** START Available records **

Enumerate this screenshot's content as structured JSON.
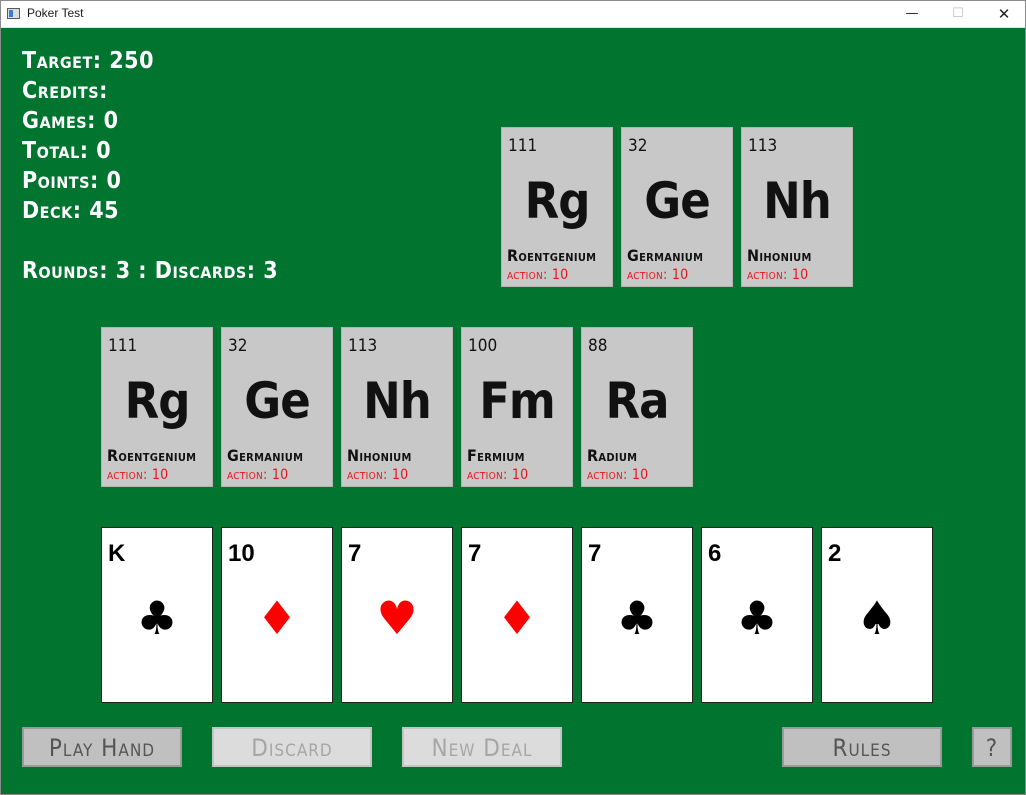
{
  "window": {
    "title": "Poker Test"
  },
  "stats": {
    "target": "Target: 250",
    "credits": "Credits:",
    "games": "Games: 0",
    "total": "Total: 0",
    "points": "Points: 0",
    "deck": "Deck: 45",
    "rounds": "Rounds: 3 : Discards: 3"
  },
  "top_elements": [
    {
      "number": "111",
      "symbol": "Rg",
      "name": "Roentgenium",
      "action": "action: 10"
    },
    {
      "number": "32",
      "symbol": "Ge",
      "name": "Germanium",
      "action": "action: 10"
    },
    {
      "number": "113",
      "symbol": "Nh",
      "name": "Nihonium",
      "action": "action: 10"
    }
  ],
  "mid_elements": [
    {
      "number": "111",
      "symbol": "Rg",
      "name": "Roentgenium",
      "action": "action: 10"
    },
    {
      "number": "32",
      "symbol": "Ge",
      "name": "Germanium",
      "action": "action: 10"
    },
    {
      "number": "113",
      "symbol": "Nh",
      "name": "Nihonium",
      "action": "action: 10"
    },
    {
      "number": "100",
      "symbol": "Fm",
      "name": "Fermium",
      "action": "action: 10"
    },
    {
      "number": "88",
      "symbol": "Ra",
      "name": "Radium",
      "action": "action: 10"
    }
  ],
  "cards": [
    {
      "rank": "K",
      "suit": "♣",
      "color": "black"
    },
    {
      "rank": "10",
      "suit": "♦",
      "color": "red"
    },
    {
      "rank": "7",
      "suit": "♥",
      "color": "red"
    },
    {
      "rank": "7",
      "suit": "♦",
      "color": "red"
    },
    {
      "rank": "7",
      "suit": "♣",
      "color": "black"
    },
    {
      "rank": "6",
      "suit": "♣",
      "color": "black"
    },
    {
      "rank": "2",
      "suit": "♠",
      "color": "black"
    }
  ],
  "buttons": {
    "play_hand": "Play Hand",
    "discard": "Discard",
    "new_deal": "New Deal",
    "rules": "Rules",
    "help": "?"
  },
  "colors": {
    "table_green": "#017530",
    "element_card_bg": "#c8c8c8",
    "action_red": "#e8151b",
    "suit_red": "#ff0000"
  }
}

** END Available records **
** START Available records **

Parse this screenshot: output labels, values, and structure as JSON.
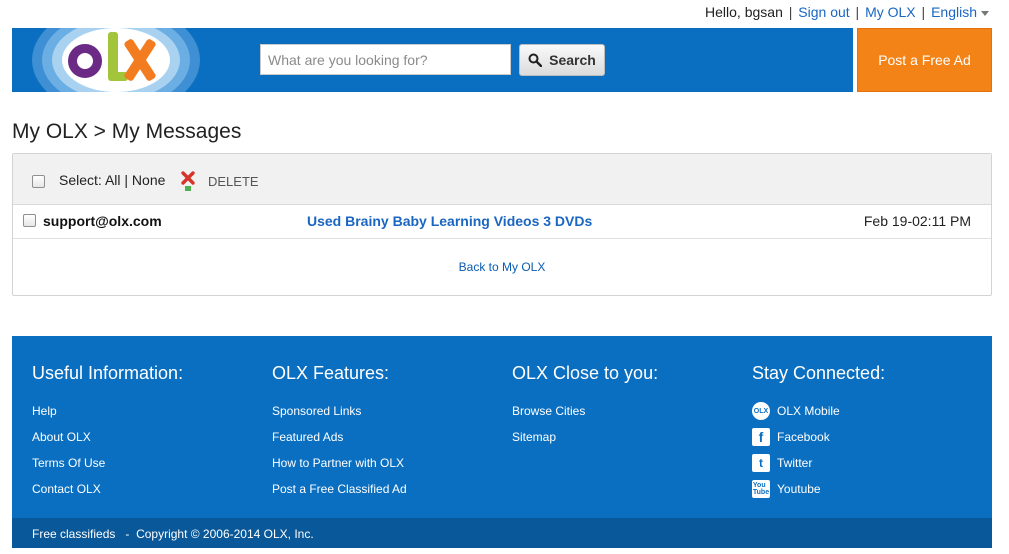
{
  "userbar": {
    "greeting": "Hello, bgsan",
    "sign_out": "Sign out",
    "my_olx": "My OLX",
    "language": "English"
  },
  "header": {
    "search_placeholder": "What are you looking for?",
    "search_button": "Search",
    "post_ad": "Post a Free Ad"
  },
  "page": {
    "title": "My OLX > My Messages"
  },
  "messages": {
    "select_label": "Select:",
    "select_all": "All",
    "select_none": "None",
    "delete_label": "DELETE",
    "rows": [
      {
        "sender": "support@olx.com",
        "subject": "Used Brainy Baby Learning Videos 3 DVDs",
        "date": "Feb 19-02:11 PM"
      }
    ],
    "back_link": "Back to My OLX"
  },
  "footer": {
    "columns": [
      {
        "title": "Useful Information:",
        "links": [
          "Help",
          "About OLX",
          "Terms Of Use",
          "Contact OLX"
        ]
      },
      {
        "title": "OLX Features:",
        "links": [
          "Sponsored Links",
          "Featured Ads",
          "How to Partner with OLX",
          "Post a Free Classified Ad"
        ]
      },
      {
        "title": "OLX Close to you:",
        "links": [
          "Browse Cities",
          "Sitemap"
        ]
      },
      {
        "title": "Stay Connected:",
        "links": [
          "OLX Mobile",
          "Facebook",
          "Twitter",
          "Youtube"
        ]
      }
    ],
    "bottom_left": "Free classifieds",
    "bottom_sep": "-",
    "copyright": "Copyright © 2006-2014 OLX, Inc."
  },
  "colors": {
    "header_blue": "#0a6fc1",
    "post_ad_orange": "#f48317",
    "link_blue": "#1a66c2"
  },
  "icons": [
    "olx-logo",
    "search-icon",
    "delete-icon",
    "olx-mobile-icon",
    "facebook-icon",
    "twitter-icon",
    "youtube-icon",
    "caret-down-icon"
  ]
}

** END Available records **

**Task prompt**.
For the listing above, identify each line bearing "this".

**Answer to the problem**.
Enumerate this screenshot's content as structured JSON.
Parse this screenshot: output labels, values, and structure as JSON.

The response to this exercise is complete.